INSTRUCTION:
Write out every entry exactly as it appears.

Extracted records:
::::
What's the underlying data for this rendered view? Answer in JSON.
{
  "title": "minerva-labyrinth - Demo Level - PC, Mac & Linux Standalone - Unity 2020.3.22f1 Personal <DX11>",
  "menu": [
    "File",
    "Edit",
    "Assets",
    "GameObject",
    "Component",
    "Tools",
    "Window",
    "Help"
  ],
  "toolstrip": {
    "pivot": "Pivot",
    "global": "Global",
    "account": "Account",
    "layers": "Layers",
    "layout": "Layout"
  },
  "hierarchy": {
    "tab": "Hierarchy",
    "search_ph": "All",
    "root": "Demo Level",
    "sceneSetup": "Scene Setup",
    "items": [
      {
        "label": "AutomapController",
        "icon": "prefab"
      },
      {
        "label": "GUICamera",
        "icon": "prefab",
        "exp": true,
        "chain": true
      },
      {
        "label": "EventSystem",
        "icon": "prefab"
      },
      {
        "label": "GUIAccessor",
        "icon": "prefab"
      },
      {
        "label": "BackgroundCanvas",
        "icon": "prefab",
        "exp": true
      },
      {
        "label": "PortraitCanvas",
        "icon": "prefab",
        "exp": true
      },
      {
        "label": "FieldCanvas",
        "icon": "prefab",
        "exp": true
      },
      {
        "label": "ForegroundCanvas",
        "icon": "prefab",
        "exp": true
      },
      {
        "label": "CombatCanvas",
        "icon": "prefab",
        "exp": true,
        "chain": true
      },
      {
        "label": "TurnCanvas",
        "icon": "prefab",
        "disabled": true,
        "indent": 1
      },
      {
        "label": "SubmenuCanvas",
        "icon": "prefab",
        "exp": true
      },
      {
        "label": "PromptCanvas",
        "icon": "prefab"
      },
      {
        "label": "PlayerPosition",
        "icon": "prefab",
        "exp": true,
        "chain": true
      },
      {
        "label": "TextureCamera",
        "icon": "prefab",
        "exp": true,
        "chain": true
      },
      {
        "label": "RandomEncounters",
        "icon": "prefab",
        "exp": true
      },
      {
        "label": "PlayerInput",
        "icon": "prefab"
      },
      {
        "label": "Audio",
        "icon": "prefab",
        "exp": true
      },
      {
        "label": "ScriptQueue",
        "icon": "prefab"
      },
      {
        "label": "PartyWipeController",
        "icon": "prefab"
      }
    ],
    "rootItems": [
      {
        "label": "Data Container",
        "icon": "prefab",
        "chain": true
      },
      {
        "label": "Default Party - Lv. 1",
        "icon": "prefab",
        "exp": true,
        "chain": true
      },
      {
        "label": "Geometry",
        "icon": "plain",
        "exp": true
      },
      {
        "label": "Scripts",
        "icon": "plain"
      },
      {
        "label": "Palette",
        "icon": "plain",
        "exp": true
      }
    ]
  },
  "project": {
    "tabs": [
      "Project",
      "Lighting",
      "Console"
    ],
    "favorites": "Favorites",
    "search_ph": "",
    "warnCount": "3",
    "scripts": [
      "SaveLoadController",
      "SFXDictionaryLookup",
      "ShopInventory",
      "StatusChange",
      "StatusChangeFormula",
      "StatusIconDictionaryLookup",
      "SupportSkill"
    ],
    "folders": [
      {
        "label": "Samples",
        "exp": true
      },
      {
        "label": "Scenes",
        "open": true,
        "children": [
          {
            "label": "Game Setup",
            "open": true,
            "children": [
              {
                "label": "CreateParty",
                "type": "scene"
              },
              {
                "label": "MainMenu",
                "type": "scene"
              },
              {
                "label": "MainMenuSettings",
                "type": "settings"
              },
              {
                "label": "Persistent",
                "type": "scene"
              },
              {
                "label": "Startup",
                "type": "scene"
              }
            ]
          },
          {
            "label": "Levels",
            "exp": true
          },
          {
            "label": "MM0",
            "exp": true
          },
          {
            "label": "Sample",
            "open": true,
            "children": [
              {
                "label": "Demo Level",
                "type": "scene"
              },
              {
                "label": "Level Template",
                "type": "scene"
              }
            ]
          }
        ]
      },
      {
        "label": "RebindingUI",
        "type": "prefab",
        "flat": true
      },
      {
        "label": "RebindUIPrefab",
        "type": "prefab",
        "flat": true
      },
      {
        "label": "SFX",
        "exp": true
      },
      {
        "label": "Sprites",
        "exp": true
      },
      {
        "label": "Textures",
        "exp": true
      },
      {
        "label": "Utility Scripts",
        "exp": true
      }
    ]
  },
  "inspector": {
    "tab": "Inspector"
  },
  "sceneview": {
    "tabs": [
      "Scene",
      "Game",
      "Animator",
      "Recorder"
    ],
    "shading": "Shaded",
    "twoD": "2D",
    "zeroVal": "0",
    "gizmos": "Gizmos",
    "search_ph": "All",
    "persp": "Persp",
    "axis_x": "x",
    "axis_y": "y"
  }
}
::::
EXERCISE SOLUTION:
What's the underlying data for this rendered view? Answer in JSON.
{
  "title": "minerva-labyrinth - Demo Level - PC, Mac & Linux Standalone - Unity 2020.3.22f1 Personal <DX11>",
  "menu": [
    "File",
    "Edit",
    "Assets",
    "GameObject",
    "Component",
    "Tools",
    "Window",
    "Help"
  ],
  "toolstrip": {
    "pivot": "Pivot",
    "global": "Global",
    "account": "Account",
    "layers": "Layers",
    "layout": "Layout"
  },
  "hierarchy": {
    "tab": "Hierarchy",
    "search_ph": "All",
    "root": "Demo Level",
    "sceneSetup": "Scene Setup",
    "items": [
      {
        "label": "AutomapController",
        "icon": "prefab"
      },
      {
        "label": "GUICamera",
        "icon": "prefab",
        "exp": true,
        "chain": true
      },
      {
        "label": "EventSystem",
        "icon": "prefab"
      },
      {
        "label": "GUIAccessor",
        "icon": "prefab"
      },
      {
        "label": "BackgroundCanvas",
        "icon": "prefab",
        "exp": true
      },
      {
        "label": "PortraitCanvas",
        "icon": "prefab",
        "exp": true
      },
      {
        "label": "FieldCanvas",
        "icon": "prefab",
        "exp": true
      },
      {
        "label": "ForegroundCanvas",
        "icon": "prefab",
        "exp": true
      },
      {
        "label": "CombatCanvas",
        "icon": "prefab",
        "exp": true,
        "chain": true
      },
      {
        "label": "TurnCanvas",
        "icon": "prefab",
        "disabled": true,
        "indent": 1
      },
      {
        "label": "SubmenuCanvas",
        "icon": "prefab",
        "exp": true
      },
      {
        "label": "PromptCanvas",
        "icon": "prefab"
      },
      {
        "label": "PlayerPosition",
        "icon": "prefab",
        "exp": true,
        "chain": true
      },
      {
        "label": "TextureCamera",
        "icon": "prefab",
        "exp": true,
        "chain": true
      },
      {
        "label": "RandomEncounters",
        "icon": "prefab",
        "exp": true
      },
      {
        "label": "PlayerInput",
        "icon": "prefab"
      },
      {
        "label": "Audio",
        "icon": "prefab",
        "exp": true
      },
      {
        "label": "ScriptQueue",
        "icon": "prefab"
      },
      {
        "label": "PartyWipeController",
        "icon": "prefab"
      }
    ],
    "rootItems": [
      {
        "label": "Data Container",
        "icon": "prefab",
        "chain": true
      },
      {
        "label": "Default Party - Lv. 1",
        "icon": "prefab",
        "exp": true,
        "chain": true
      },
      {
        "label": "Geometry",
        "icon": "plain",
        "exp": true
      },
      {
        "label": "Scripts",
        "icon": "plain"
      },
      {
        "label": "Palette",
        "icon": "plain",
        "exp": true
      }
    ]
  },
  "project": {
    "tabs": [
      "Project",
      "Lighting",
      "Console"
    ],
    "favorites": "Favorites",
    "search_ph": "",
    "warnCount": "3",
    "scripts": [
      "SaveLoadController",
      "SFXDictionaryLookup",
      "ShopInventory",
      "StatusChange",
      "StatusChangeFormula",
      "StatusIconDictionaryLookup",
      "SupportSkill"
    ],
    "folders": [
      {
        "label": "Samples",
        "exp": true
      },
      {
        "label": "Scenes",
        "open": true,
        "children": [
          {
            "label": "Game Setup",
            "open": true,
            "children": [
              {
                "label": "CreateParty",
                "type": "scene"
              },
              {
                "label": "MainMenu",
                "type": "scene"
              },
              {
                "label": "MainMenuSettings",
                "type": "settings"
              },
              {
                "label": "Persistent",
                "type": "scene"
              },
              {
                "label": "Startup",
                "type": "scene"
              }
            ]
          },
          {
            "label": "Levels",
            "exp": true
          },
          {
            "label": "MM0",
            "exp": true
          },
          {
            "label": "Sample",
            "open": true,
            "children": [
              {
                "label": "Demo Level",
                "type": "scene"
              },
              {
                "label": "Level Template",
                "type": "scene"
              }
            ]
          }
        ]
      },
      {
        "label": "RebindingUI",
        "type": "prefab",
        "flat": true
      },
      {
        "label": "RebindUIPrefab",
        "type": "prefab",
        "flat": true
      },
      {
        "label": "SFX",
        "exp": true
      },
      {
        "label": "Sprites",
        "exp": true
      },
      {
        "label": "Textures",
        "exp": true
      },
      {
        "label": "Utility Scripts",
        "exp": true
      }
    ]
  },
  "inspector": {
    "tab": "Inspector"
  },
  "sceneview": {
    "tabs": [
      "Scene",
      "Game",
      "Animator",
      "Recorder"
    ],
    "shading": "Shaded",
    "twoD": "2D",
    "zeroVal": "0",
    "gizmos": "Gizmos",
    "search_ph": "All",
    "persp": "Persp",
    "axis_x": "x",
    "axis_y": "y"
  }
}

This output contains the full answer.